Set problem 1:
In the listing, repeat word for word the stretch from the line containing "Point — [1236, 161, 1258, 175]" through the line containing "Point — [219, 295, 242, 310]", including both of those lines.

Source passage:
>> start

# OM babysitting my daughter - not happy!



## Indy Nial (Sep 26, 2010)

OK so my wife moved out mid Feb and I'm applying to finalise the divorce this week.

Lately I keep hearing from my 7yr old daughter how the OM has been around my wife's place. OM did this, OM did that, he even babysat her while my wife was out.

This really bothers me, in the past I've told her I don't want him around my daughter until the divorce is done and dusted. She has honoured this up to now. I have now told her to either tell our daughter that this is her BF or get him to stay away.

I'm now being told I'm controlling and she will tell our daughter when she wants to. I told her that if she didn't fess up then I would tell our daughter myself. Now I'm a bully apparently!

I don't want to do this but I also think its deceptive passing the OM off as just some friend. I don't plan on saying anything other than the OM=BF and that's why mummy and daddy are divorcing.


----------



## tacoma (May 1, 2011)

Indy Nial said:


> I don't want to do this but I also think its deceptive passing the OM off as just some friend. I don't plan on saying anything other than the OM=BF and that's why mummy and daddy are divorcing.


I don`t see a problem with that.

She obviously knows somethings up and that info might lessen her confusion.


----------



## the guy (Aug 3, 2010)

Talk to you lawyer about a moral clause.

There may be some legal action you can take to prevent this from happening.
Here in the state it has been effective in keeping the OM away from stepping into your shoes.

>> end

Rows:

>> start

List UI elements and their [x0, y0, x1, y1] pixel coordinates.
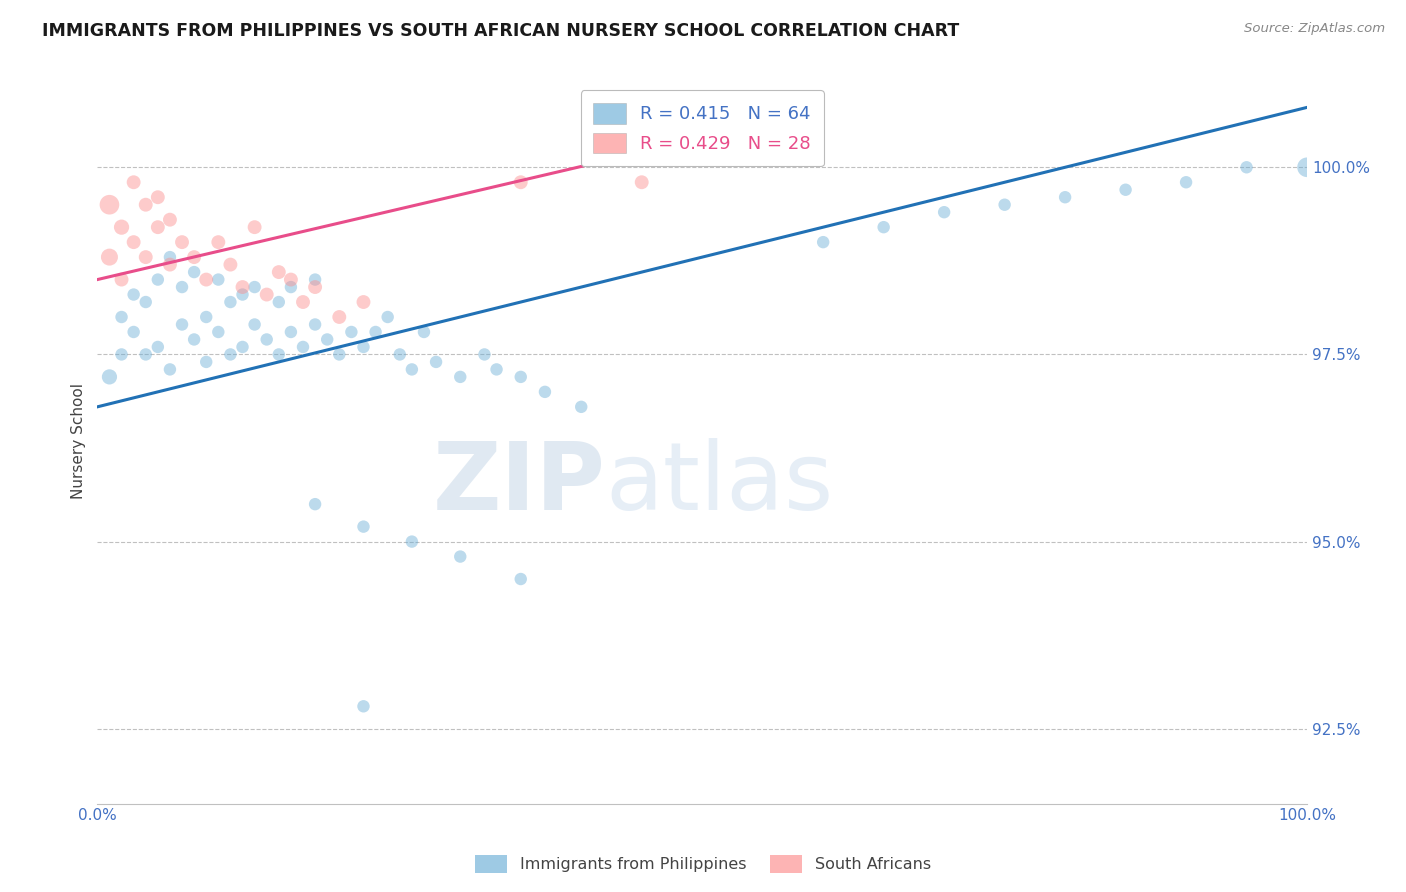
Point — [1236, 161, 1258, 175]
Point — [377, 310, 399, 324]
Point — [304, 272, 326, 286]
Point — [485, 362, 508, 376]
Point — [509, 572, 531, 586]
Point — [159, 258, 181, 272]
Point — [135, 295, 157, 310]
Point — [207, 272, 229, 286]
Point — [353, 295, 375, 310]
Point — [195, 310, 218, 324]
Point — [353, 340, 375, 354]
Point — [122, 287, 145, 301]
Point — [267, 347, 290, 361]
Point — [135, 250, 157, 264]
Point — [170, 280, 193, 294]
Point — [146, 190, 169, 204]
Point — [183, 333, 205, 347]
Point — [280, 280, 302, 294]
Point — [353, 519, 375, 533]
Point — [994, 197, 1017, 211]
Point — [280, 272, 302, 286]
Point — [630, 175, 652, 189]
Point — [219, 295, 242, 310]
Point — [146, 340, 169, 354]
Point — [231, 280, 253, 294]
Text: atlas: atlas — [606, 438, 834, 530]
Point — [569, 400, 592, 414]
Point — [159, 362, 181, 376]
Point — [509, 175, 531, 189]
Point — [872, 220, 894, 235]
Point — [195, 272, 218, 286]
Point — [243, 220, 266, 235]
Point — [413, 325, 436, 339]
Point — [474, 347, 496, 361]
Point — [207, 325, 229, 339]
Point — [135, 347, 157, 361]
Point — [256, 287, 278, 301]
Point — [328, 310, 350, 324]
Point — [122, 175, 145, 189]
Point — [110, 310, 132, 324]
Point — [135, 197, 157, 211]
Point — [509, 370, 531, 384]
Point — [207, 235, 229, 249]
Point — [280, 325, 302, 339]
Point — [449, 370, 471, 384]
Point — [170, 235, 193, 249]
Point — [1115, 183, 1137, 197]
Point — [388, 347, 411, 361]
Point — [170, 318, 193, 332]
Point — [122, 235, 145, 249]
Point — [243, 280, 266, 294]
Point — [328, 347, 350, 361]
Point — [110, 220, 132, 235]
Point — [534, 384, 557, 399]
Point — [183, 265, 205, 279]
Text: ZIP: ZIP — [433, 438, 606, 530]
Point — [304, 497, 326, 511]
Point — [316, 333, 339, 347]
Legend: R = 0.415   N = 64, R = 0.429   N = 28: R = 0.415 N = 64, R = 0.429 N = 28 — [581, 90, 824, 166]
Point — [219, 347, 242, 361]
Point — [449, 549, 471, 564]
Point — [353, 699, 375, 714]
Point — [231, 340, 253, 354]
Point — [159, 212, 181, 227]
Point — [401, 362, 423, 376]
Text: IMMIGRANTS FROM PHILIPPINES VS SOUTH AFRICAN NURSERY SCHOOL CORRELATION CHART: IMMIGRANTS FROM PHILIPPINES VS SOUTH AFR… — [42, 22, 959, 40]
Point — [1296, 161, 1319, 175]
Point — [183, 250, 205, 264]
Point — [98, 197, 121, 211]
Point — [146, 220, 169, 235]
Point — [304, 280, 326, 294]
Point — [231, 287, 253, 301]
Point — [195, 355, 218, 369]
Point — [98, 370, 121, 384]
Y-axis label: Nursery School: Nursery School — [72, 383, 86, 499]
Point — [256, 333, 278, 347]
Point — [292, 295, 315, 310]
Point — [811, 235, 834, 249]
Legend: Immigrants from Philippines, South Africans: Immigrants from Philippines, South Afric… — [468, 848, 938, 880]
Point — [1175, 175, 1198, 189]
Point — [267, 265, 290, 279]
Point — [364, 325, 387, 339]
Point — [159, 250, 181, 264]
Point — [122, 325, 145, 339]
Point — [243, 318, 266, 332]
Point — [425, 355, 447, 369]
Point — [146, 272, 169, 286]
Point — [1054, 190, 1077, 204]
Point — [110, 272, 132, 286]
Point — [219, 258, 242, 272]
Point — [110, 347, 132, 361]
Point — [98, 250, 121, 264]
Point — [401, 534, 423, 549]
Point — [934, 205, 956, 219]
Point — [267, 295, 290, 310]
Point — [340, 325, 363, 339]
Point — [292, 340, 315, 354]
Text: Source: ZipAtlas.com: Source: ZipAtlas.com — [1244, 22, 1385, 36]
Point — [304, 318, 326, 332]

>> end

Set problem 2:
Reproduce the stretch of the divorce thread from "OK so my wife" through "wife was out." word for word.

Result 1:
Point — [1236, 161, 1258, 175]
Point — [377, 310, 399, 324]
Point — [304, 272, 326, 286]
Point — [485, 362, 508, 376]
Point — [509, 572, 531, 586]
Point — [159, 258, 181, 272]
Point — [135, 295, 157, 310]
Point — [207, 272, 229, 286]
Point — [353, 295, 375, 310]
Point — [195, 310, 218, 324]
Point — [353, 340, 375, 354]
Point — [122, 287, 145, 301]
Point — [267, 347, 290, 361]
Point — [135, 250, 157, 264]
Point — [170, 280, 193, 294]
Point — [146, 190, 169, 204]
Point — [183, 333, 205, 347]
Point — [280, 280, 302, 294]
Point — [353, 519, 375, 533]
Point — [994, 197, 1017, 211]
Point — [280, 272, 302, 286]
Point — [630, 175, 652, 189]
Point — [219, 295, 242, 310]

Result 2:
OK so my wife moved out mid Feb and I'm applying to finalise the divorce this week.

Lately I keep hearing from my 7yr old daughter how the OM has been around my wife's place. OM did this, OM did that, he even babysat her while my wife was out.